— start of INFORMATION SUPPLIED —
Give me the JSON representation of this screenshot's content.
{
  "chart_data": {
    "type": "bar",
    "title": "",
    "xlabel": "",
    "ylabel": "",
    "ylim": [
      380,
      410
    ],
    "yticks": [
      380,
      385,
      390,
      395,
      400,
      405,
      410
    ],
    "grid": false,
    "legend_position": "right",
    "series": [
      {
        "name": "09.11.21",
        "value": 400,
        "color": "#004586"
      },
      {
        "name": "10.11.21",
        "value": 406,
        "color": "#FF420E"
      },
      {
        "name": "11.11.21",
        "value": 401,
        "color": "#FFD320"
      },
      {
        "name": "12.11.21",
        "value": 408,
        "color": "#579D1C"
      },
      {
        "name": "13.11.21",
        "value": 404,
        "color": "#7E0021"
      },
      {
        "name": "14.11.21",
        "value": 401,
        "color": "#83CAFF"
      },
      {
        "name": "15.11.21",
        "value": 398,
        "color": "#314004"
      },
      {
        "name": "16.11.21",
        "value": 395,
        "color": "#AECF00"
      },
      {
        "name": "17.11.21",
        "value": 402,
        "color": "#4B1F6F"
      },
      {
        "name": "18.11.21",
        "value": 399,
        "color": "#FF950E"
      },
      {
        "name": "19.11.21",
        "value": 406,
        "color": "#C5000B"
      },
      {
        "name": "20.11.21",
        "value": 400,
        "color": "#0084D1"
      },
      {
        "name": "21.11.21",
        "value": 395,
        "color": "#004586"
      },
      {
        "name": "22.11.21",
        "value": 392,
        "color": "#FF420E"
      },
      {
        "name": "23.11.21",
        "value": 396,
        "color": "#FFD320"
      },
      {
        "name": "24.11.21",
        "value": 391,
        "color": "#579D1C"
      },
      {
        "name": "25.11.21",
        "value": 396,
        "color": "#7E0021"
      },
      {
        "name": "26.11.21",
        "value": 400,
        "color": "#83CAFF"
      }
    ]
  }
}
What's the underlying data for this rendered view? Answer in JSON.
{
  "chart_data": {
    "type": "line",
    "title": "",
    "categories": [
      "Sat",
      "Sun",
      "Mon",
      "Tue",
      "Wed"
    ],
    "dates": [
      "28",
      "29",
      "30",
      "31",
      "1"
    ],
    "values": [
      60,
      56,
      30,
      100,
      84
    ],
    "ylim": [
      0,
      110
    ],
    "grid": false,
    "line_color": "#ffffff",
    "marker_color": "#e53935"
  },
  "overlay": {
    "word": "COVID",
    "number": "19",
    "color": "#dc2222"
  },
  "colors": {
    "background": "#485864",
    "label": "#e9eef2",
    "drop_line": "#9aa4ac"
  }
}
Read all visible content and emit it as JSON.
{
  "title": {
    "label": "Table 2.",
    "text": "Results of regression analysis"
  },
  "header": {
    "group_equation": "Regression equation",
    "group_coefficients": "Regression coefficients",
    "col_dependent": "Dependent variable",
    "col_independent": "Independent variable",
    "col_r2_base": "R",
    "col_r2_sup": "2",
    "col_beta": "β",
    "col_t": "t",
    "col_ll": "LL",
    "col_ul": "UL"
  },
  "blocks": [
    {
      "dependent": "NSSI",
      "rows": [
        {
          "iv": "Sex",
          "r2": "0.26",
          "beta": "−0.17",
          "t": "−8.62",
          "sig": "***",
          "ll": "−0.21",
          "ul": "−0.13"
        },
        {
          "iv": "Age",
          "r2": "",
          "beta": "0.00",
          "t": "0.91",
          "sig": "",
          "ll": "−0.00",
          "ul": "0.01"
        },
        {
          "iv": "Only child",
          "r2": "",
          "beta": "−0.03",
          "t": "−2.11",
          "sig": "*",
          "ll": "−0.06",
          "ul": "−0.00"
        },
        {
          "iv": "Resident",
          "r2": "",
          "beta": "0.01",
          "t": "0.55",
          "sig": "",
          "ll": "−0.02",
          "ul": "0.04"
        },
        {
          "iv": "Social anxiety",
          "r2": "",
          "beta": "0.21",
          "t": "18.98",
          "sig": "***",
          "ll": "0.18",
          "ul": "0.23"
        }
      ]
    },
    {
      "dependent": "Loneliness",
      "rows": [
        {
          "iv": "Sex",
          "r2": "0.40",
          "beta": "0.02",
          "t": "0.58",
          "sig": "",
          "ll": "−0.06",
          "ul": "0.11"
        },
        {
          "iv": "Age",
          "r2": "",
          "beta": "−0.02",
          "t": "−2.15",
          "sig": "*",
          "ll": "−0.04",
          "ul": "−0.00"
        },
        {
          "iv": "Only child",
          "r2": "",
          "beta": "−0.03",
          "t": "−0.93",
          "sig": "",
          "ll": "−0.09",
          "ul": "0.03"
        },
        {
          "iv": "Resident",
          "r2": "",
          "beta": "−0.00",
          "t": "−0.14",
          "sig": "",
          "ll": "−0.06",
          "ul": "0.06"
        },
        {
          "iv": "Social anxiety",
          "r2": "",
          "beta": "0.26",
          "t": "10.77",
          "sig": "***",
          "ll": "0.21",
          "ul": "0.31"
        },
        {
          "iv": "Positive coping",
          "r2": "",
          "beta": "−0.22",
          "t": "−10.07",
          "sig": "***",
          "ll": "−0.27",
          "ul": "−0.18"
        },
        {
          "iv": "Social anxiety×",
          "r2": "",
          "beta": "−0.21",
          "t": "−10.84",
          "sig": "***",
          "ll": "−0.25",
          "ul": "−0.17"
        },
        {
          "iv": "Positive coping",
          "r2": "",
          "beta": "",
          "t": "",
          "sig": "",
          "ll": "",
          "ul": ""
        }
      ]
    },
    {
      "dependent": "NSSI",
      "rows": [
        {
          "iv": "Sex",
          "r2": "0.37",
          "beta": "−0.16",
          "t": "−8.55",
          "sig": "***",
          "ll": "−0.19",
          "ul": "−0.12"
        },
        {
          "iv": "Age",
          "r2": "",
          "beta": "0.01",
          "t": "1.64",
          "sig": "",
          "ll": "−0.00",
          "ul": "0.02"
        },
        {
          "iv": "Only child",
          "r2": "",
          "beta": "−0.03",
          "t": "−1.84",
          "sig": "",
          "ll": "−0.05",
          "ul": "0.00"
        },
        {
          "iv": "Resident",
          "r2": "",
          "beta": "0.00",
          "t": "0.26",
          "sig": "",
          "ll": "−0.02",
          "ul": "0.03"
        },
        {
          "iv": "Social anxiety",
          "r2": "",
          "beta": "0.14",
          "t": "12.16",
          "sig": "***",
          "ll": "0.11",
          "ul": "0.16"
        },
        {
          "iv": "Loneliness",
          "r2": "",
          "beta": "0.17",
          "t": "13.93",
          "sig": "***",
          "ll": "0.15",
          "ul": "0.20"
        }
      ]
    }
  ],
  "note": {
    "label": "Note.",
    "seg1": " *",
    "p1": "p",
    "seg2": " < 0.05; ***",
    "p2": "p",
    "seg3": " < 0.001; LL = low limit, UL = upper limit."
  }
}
— end of INFORMATION SUPPLIED —
AIM:
Exactly reproduce every line of the records.

THE RESPONSE:
Give me the JSON representation of this screenshot's content.
{
  "chart_data": {
    "type": "bar",
    "title": "",
    "xlabel": "",
    "ylabel": "",
    "ylim": [
      380,
      410
    ],
    "yticks": [
      380,
      385,
      390,
      395,
      400,
      405,
      410
    ],
    "grid": false,
    "legend_position": "right",
    "series": [
      {
        "name": "09.11.21",
        "value": 400,
        "color": "#004586"
      },
      {
        "name": "10.11.21",
        "value": 406,
        "color": "#FF420E"
      },
      {
        "name": "11.11.21",
        "value": 401,
        "color": "#FFD320"
      },
      {
        "name": "12.11.21",
        "value": 408,
        "color": "#579D1C"
      },
      {
        "name": "13.11.21",
        "value": 404,
        "color": "#7E0021"
      },
      {
        "name": "14.11.21",
        "value": 401,
        "color": "#83CAFF"
      },
      {
        "name": "15.11.21",
        "value": 398,
        "color": "#314004"
      },
      {
        "name": "16.11.21",
        "value": 395,
        "color": "#AECF00"
      },
      {
        "name": "17.11.21",
        "value": 402,
        "color": "#4B1F6F"
      },
      {
        "name": "18.11.21",
        "value": 399,
        "color": "#FF950E"
      },
      {
        "name": "19.11.21",
        "value": 406,
        "color": "#C5000B"
      },
      {
        "name": "20.11.21",
        "value": 400,
        "color": "#0084D1"
      },
      {
        "name": "21.11.21",
        "value": 395,
        "color": "#004586"
      },
      {
        "name": "22.11.21",
        "value": 392,
        "color": "#FF420E"
      },
      {
        "name": "23.11.21",
        "value": 396,
        "color": "#FFD320"
      },
      {
        "name": "24.11.21",
        "value": 391,
        "color": "#579D1C"
      },
      {
        "name": "25.11.21",
        "value": 396,
        "color": "#7E0021"
      },
      {
        "name": "26.11.21",
        "value": 400,
        "color": "#83CAFF"
      }
    ]
  }
}
What's the underlying data for this rendered view? Answer in JSON.
{
  "chart_data": {
    "type": "line",
    "title": "",
    "categories": [
      "Sat",
      "Sun",
      "Mon",
      "Tue",
      "Wed"
    ],
    "dates": [
      "28",
      "29",
      "30",
      "31",
      "1"
    ],
    "values": [
      60,
      56,
      30,
      100,
      84
    ],
    "ylim": [
      0,
      110
    ],
    "grid": false,
    "line_color": "#ffffff",
    "marker_color": "#e53935"
  },
  "overlay": {
    "word": "COVID",
    "number": "19",
    "color": "#dc2222"
  },
  "colors": {
    "background": "#485864",
    "label": "#e9eef2",
    "drop_line": "#9aa4ac"
  }
}
Read all visible content and emit it as JSON.
{
  "title": {
    "label": "Table 2.",
    "text": "Results of regression analysis"
  },
  "header": {
    "group_equation": "Regression equation",
    "group_coefficients": "Regression coefficients",
    "col_dependent": "Dependent variable",
    "col_independent": "Independent variable",
    "col_r2_base": "R",
    "col_r2_sup": "2",
    "col_beta": "β",
    "col_t": "t",
    "col_ll": "LL",
    "col_ul": "UL"
  },
  "blocks": [
    {
      "dependent": "NSSI",
      "rows": [
        {
          "iv": "Sex",
          "r2": "0.26",
          "beta": "−0.17",
          "t": "−8.62",
          "sig": "***",
          "ll": "−0.21",
          "ul": "−0.13"
        },
        {
          "iv": "Age",
          "r2": "",
          "beta": "0.00",
          "t": "0.91",
          "sig": "",
          "ll": "−0.00",
          "ul": "0.01"
        },
        {
          "iv": "Only child",
          "r2": "",
          "beta": "−0.03",
          "t": "−2.11",
          "sig": "*",
          "ll": "−0.06",
          "ul": "−0.00"
        },
        {
          "iv": "Resident",
          "r2": "",
          "beta": "0.01",
          "t": "0.55",
          "sig": "",
          "ll": "−0.02",
          "ul": "0.04"
        },
        {
          "iv": "Social anxiety",
          "r2": "",
          "beta": "0.21",
          "t": "18.98",
          "sig": "***",
          "ll": "0.18",
          "ul": "0.23"
        }
      ]
    },
    {
      "dependent": "Loneliness",
      "rows": [
        {
          "iv": "Sex",
          "r2": "0.40",
          "beta": "0.02",
          "t": "0.58",
          "sig": "",
          "ll": "−0.06",
          "ul": "0.11"
        },
        {
          "iv": "Age",
          "r2": "",
          "beta": "−0.02",
          "t": "−2.15",
          "sig": "*",
          "ll": "−0.04",
          "ul": "−0.00"
        },
        {
          "iv": "Only child",
          "r2": "",
          "beta": "−0.03",
          "t": "−0.93",
          "sig": "",
          "ll": "−0.09",
          "ul": "0.03"
        },
        {
          "iv": "Resident",
          "r2": "",
          "beta": "−0.00",
          "t": "−0.14",
          "sig": "",
          "ll": "−0.06",
          "ul": "0.06"
        },
        {
          "iv": "Social anxiety",
          "r2": "",
          "beta": "0.26",
          "t": "10.77",
          "sig": "***",
          "ll": "0.21",
          "ul": "0.31"
        },
        {
          "iv": "Positive coping",
          "r2": "",
          "beta": "−0.22",
          "t": "−10.07",
          "sig": "***",
          "ll": "−0.27",
          "ul": "−0.18"
        },
        {
          "iv": "Social anxiety×",
          "r2": "",
          "beta": "−0.21",
          "t": "−10.84",
          "sig": "***",
          "ll": "−0.25",
          "ul": "−0.17"
        },
        {
          "iv": "Positive coping",
          "r2": "",
          "beta": "",
          "t": "",
          "sig": "",
          "ll": "",
          "ul": ""
        }
      ]
    },
    {
      "dependent": "NSSI",
      "rows": [
        {
          "iv": "Sex",
          "r2": "0.37",
          "beta": "−0.16",
          "t": "−8.55",
          "sig": "***",
          "ll": "−0.19",
          "ul": "−0.12"
        },
        {
          "iv": "Age",
          "r2": "",
          "beta": "0.01",
          "t": "1.64",
          "sig": "",
          "ll": "−0.00",
          "ul": "0.02"
        },
        {
          "iv": "Only child",
          "r2": "",
          "beta": "−0.03",
          "t": "−1.84",
          "sig": "",
          "ll": "−0.05",
          "ul": "0.00"
        },
        {
          "iv": "Resident",
          "r2": "",
          "beta": "0.00",
          "t": "0.26",
          "sig": "",
          "ll": "−0.02",
          "ul": "0.03"
        },
        {
          "iv": "Social anxiety",
          "r2": "",
          "beta": "0.14",
          "t": "12.16",
          "sig": "***",
          "ll": "0.11",
          "ul": "0.16"
        },
        {
          "iv": "Loneliness",
          "r2": "",
          "beta": "0.17",
          "t": "13.93",
          "sig": "***",
          "ll": "0.15",
          "ul": "0.20"
        }
      ]
    }
  ],
  "note": {
    "label": "Note.",
    "seg1": " *",
    "p1": "p",
    "seg2": " < 0.05; ***",
    "p2": "p",
    "seg3": " < 0.001; LL = low limit, UL = upper limit."
  }
}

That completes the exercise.